## WORK TO DO
Pull out each line of the data that includes the word "Variables".

————————

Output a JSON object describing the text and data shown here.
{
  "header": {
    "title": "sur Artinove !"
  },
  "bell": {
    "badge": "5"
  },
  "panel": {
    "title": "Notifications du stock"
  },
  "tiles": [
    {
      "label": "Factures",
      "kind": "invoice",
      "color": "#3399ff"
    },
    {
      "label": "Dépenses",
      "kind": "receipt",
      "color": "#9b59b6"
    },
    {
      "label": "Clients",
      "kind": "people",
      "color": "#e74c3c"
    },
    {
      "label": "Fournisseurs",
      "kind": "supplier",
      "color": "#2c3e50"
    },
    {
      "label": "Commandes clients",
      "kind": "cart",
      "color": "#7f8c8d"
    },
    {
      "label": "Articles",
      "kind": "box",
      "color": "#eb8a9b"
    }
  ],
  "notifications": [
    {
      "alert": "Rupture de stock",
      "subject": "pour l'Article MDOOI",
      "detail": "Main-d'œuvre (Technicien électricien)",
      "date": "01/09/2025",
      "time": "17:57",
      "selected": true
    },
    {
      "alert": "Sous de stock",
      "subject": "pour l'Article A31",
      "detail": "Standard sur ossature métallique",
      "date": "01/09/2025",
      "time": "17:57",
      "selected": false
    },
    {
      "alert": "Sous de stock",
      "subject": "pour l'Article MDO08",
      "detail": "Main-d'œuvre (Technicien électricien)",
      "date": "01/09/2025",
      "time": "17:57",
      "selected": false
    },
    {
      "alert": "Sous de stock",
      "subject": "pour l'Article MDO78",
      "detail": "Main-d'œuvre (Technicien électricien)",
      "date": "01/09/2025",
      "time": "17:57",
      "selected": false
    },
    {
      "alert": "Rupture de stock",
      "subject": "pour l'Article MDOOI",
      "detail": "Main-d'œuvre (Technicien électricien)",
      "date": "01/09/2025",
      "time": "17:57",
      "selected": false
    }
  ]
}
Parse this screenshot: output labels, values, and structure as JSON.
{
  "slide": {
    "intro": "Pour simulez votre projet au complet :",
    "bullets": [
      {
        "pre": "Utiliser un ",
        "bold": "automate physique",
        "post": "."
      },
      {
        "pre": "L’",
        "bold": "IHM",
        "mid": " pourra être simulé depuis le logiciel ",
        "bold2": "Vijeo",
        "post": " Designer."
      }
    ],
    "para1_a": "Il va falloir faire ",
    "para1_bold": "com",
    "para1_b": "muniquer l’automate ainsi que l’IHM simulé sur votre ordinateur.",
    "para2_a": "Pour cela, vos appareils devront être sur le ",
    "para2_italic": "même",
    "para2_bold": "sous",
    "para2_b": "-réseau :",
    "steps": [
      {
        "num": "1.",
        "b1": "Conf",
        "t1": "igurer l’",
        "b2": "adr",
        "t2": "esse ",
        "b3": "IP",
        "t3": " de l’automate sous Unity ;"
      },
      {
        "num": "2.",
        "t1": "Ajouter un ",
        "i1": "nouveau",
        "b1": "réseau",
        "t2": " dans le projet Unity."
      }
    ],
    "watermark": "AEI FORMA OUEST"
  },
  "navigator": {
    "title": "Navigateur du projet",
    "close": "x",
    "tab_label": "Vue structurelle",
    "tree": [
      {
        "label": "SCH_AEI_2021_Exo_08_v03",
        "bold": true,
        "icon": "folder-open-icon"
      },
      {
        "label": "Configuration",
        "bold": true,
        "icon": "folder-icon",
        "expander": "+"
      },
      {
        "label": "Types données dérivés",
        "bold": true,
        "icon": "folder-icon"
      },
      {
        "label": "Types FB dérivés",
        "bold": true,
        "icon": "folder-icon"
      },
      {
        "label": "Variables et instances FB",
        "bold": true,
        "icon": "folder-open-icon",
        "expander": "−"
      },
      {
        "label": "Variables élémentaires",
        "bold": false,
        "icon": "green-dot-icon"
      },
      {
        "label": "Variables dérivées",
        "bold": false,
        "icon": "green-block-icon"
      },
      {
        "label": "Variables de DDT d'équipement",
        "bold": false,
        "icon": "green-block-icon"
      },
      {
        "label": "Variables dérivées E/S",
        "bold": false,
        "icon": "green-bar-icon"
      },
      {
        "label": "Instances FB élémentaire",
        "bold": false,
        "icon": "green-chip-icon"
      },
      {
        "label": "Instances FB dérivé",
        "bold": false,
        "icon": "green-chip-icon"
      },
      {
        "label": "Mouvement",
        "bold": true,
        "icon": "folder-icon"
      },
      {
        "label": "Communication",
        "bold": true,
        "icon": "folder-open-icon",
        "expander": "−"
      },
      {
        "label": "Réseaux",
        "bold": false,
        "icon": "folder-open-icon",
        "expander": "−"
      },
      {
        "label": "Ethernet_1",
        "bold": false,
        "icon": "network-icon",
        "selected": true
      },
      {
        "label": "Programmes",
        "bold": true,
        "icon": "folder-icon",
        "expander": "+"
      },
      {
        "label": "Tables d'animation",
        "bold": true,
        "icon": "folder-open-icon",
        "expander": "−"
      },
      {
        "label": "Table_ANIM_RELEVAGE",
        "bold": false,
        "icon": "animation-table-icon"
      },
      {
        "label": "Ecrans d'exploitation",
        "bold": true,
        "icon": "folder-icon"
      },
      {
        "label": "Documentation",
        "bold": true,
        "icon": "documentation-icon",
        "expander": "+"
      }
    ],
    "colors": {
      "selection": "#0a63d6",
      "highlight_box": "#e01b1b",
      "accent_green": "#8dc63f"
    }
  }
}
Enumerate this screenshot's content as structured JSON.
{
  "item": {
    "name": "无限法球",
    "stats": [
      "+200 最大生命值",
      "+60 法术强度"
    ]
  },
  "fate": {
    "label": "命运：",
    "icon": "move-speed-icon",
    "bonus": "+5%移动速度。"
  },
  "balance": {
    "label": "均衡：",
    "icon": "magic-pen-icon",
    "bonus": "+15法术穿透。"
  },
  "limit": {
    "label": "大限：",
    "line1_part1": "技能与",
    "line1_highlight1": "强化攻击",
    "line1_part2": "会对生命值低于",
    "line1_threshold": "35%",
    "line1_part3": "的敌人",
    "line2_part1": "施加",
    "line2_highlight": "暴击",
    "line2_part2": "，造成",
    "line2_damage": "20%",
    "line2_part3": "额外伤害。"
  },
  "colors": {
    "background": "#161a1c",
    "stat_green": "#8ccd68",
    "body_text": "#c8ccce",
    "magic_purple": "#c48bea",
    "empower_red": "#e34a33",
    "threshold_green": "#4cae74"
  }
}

————————

## THE COMPLETED TASK
        "label": "Variables et instances FB",
        "label": "Variables élémentaires",
        "label": "Variables dérivées",
        "label": "Variables de DDT d'équipement",
        "label": "Variables dérivées E/S",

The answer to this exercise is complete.